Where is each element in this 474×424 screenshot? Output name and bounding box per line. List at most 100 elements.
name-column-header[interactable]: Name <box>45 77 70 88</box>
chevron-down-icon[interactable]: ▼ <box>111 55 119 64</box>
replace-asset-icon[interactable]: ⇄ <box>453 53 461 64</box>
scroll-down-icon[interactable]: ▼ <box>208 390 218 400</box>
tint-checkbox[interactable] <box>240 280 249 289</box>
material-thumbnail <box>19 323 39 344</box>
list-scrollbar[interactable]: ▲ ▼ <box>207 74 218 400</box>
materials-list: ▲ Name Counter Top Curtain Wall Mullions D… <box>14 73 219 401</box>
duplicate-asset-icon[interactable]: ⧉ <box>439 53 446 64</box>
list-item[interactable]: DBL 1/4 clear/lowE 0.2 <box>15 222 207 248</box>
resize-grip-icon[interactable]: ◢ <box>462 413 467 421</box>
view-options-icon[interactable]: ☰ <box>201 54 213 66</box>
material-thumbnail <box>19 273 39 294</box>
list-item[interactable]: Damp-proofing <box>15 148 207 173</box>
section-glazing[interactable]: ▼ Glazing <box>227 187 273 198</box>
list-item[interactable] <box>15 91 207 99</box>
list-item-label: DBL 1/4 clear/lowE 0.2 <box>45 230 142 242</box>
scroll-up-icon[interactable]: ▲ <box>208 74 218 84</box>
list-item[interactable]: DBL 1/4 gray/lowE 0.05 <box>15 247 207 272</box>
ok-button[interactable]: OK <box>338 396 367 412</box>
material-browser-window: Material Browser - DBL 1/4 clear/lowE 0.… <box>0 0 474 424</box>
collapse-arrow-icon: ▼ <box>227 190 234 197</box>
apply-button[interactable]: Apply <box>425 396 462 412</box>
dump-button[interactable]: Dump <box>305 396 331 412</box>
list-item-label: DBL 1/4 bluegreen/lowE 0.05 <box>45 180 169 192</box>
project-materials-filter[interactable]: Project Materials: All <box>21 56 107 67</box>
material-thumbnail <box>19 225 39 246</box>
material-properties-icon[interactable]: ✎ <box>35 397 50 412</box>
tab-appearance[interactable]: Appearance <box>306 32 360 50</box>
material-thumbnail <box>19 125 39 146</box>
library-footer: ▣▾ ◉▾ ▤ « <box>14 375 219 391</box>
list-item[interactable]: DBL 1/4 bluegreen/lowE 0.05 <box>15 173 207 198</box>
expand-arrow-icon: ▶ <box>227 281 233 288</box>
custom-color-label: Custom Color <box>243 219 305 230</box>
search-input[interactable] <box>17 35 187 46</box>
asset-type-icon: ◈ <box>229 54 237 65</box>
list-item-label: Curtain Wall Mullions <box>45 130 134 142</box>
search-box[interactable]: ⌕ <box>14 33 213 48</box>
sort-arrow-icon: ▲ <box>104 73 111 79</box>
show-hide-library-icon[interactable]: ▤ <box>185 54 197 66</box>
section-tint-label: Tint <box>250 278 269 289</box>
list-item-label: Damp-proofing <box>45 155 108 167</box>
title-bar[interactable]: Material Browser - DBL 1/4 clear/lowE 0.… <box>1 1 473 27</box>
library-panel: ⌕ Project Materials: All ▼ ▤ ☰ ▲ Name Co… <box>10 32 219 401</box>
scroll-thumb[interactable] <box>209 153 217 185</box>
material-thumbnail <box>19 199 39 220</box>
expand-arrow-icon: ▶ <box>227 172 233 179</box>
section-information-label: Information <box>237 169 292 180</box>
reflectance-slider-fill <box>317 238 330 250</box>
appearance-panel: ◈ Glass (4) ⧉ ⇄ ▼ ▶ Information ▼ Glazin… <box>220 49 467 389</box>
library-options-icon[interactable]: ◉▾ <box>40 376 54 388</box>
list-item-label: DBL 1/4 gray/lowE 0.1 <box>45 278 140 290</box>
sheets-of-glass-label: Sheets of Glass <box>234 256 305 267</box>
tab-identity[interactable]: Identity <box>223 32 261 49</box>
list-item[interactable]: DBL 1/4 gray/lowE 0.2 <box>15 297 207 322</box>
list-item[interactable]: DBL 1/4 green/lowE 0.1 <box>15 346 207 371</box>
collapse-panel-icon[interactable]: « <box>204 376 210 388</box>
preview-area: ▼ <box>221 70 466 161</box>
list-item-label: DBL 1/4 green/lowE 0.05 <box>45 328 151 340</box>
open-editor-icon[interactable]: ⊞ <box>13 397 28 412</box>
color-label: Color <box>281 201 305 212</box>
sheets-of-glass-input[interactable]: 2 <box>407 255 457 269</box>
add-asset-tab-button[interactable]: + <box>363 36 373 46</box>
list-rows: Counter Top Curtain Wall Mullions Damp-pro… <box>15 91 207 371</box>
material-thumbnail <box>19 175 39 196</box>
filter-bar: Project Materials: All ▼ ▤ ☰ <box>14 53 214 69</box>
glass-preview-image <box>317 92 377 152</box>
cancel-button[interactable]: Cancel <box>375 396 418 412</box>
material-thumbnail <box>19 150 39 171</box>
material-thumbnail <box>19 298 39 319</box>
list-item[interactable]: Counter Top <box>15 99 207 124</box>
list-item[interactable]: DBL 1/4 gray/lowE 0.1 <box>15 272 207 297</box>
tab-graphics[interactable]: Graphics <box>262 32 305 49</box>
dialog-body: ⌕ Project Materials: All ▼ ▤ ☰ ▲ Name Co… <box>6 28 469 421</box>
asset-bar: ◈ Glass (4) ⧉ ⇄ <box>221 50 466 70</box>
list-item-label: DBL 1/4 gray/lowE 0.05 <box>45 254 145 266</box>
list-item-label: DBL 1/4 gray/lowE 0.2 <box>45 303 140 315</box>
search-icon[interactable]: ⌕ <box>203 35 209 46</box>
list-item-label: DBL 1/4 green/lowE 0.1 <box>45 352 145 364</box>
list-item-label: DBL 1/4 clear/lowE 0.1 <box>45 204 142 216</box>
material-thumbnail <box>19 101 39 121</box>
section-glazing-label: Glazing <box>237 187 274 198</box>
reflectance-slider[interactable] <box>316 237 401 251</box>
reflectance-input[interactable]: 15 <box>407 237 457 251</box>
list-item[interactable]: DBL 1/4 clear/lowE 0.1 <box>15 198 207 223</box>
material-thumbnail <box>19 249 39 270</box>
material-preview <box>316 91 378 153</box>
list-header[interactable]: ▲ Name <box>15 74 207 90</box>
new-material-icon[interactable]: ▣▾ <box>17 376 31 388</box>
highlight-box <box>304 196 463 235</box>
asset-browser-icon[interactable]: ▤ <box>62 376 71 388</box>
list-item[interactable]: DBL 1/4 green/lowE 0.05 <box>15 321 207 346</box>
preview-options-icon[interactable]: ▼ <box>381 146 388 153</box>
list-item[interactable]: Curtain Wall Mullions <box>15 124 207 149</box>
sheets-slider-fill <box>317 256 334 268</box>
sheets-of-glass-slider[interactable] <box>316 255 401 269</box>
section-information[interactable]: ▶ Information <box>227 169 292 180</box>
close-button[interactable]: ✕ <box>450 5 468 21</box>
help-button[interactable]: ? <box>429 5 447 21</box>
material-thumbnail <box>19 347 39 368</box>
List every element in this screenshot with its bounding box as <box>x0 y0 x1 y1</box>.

---

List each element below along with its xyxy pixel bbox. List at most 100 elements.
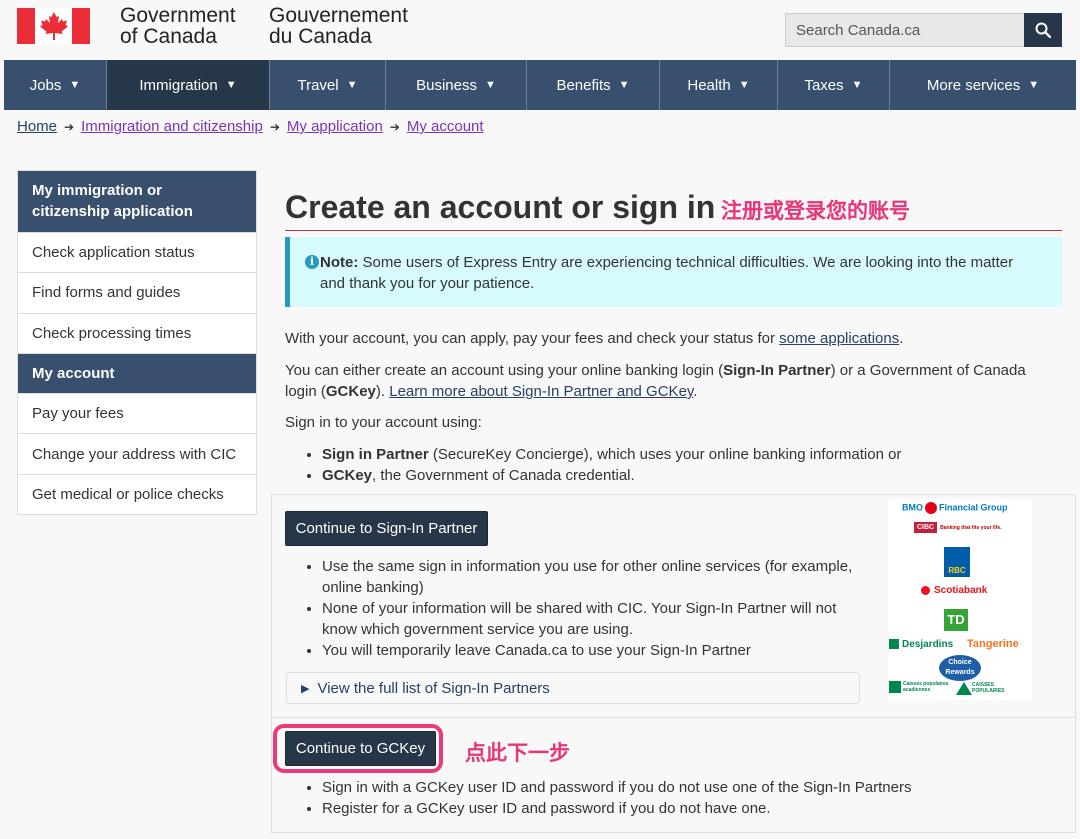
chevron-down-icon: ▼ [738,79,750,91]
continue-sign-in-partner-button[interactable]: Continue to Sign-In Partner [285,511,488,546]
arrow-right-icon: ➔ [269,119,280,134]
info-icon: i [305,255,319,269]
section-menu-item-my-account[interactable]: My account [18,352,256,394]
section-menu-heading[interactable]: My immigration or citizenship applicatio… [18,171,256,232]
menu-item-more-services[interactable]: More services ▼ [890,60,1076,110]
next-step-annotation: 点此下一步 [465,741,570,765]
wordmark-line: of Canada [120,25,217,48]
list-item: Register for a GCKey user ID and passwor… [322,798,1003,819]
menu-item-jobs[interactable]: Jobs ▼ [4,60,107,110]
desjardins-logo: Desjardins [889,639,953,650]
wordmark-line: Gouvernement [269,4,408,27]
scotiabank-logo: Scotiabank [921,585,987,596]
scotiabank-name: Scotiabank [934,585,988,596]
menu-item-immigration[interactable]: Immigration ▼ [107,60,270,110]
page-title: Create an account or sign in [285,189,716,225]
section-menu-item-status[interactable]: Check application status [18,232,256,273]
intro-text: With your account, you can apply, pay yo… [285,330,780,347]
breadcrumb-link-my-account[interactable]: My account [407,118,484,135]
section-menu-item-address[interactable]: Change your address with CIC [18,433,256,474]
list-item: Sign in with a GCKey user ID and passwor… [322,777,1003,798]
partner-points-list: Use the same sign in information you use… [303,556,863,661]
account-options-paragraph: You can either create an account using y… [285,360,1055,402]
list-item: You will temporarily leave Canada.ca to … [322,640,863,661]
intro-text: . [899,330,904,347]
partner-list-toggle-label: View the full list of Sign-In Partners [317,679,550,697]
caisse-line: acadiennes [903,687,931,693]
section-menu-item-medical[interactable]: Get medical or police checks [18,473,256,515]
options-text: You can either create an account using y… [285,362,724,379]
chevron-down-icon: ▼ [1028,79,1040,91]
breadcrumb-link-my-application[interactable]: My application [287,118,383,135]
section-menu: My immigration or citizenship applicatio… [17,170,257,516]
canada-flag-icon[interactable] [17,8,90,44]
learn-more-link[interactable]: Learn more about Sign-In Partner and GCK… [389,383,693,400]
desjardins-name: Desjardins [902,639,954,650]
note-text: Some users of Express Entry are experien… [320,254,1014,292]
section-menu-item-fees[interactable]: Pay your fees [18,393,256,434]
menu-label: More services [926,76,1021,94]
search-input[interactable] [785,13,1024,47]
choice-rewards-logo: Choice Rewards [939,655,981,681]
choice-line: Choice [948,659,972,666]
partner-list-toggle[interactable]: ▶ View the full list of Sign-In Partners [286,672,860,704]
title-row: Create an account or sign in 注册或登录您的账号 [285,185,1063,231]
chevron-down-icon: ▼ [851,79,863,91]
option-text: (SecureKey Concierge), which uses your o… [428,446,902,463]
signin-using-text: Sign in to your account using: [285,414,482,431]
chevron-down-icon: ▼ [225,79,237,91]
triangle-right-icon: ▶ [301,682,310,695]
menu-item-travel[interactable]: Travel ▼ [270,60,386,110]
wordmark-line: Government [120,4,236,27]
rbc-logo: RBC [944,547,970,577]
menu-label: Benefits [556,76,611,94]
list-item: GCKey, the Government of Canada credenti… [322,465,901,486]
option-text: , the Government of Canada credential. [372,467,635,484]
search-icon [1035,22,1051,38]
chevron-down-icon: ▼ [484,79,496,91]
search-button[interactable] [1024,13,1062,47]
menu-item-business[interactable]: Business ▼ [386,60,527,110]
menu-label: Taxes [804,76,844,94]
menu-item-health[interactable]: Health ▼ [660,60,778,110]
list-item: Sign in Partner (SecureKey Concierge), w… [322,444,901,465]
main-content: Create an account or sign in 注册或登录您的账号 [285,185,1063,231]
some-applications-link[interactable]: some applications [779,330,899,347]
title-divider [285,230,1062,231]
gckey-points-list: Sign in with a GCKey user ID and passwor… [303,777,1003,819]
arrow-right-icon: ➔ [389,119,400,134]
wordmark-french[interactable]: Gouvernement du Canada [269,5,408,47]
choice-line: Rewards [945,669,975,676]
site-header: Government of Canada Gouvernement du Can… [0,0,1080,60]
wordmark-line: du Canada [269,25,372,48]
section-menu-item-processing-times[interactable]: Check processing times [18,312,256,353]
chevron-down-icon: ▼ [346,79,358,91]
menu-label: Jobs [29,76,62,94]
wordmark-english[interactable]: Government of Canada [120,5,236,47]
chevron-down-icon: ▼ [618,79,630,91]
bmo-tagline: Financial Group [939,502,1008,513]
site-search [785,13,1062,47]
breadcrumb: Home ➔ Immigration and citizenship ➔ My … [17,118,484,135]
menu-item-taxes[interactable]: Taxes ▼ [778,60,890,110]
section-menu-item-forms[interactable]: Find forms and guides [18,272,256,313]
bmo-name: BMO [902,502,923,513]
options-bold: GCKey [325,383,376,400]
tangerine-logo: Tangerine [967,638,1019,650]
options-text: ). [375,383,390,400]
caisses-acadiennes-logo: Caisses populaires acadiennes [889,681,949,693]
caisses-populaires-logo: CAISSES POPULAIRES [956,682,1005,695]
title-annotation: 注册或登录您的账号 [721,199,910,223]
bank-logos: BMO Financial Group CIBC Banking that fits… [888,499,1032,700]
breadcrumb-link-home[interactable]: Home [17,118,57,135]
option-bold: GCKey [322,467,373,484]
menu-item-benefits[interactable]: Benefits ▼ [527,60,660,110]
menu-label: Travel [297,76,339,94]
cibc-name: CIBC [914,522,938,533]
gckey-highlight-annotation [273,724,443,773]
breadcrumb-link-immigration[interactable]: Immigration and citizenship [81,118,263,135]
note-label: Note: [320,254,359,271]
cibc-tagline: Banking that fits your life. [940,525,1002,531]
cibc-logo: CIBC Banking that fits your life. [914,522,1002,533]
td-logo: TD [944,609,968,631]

==

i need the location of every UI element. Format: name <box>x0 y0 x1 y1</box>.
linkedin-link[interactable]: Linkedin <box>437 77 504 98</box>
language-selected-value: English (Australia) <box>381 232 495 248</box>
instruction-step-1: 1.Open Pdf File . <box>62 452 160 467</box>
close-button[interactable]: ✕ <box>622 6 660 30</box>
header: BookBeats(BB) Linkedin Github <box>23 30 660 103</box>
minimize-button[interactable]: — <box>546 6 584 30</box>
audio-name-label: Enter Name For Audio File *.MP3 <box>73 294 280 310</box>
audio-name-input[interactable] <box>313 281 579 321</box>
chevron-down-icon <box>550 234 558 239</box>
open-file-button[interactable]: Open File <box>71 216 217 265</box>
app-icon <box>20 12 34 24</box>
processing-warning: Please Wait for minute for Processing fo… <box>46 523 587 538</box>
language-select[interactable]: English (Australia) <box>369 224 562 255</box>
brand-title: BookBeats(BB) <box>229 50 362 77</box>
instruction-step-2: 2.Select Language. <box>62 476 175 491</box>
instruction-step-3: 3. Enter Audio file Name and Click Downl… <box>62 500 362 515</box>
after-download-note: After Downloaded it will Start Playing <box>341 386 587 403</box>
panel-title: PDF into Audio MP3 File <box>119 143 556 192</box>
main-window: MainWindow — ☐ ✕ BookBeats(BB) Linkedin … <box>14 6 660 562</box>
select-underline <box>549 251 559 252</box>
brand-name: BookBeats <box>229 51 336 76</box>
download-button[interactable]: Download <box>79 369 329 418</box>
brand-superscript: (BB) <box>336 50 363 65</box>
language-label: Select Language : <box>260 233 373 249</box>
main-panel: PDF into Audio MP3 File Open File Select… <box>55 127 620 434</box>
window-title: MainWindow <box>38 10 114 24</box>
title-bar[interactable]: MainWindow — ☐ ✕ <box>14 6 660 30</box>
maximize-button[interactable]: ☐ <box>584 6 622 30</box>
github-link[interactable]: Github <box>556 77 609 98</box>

TASK
Pick out each line in the material above that has the word "glazing" in it, and copy those lines.

SOLUTION FOR THIS TASK
section-glazing[interactable]: ▼ Glazing <box>227 187 273 198</box>
section-glazing-label: Glazing <box>237 187 274 198</box>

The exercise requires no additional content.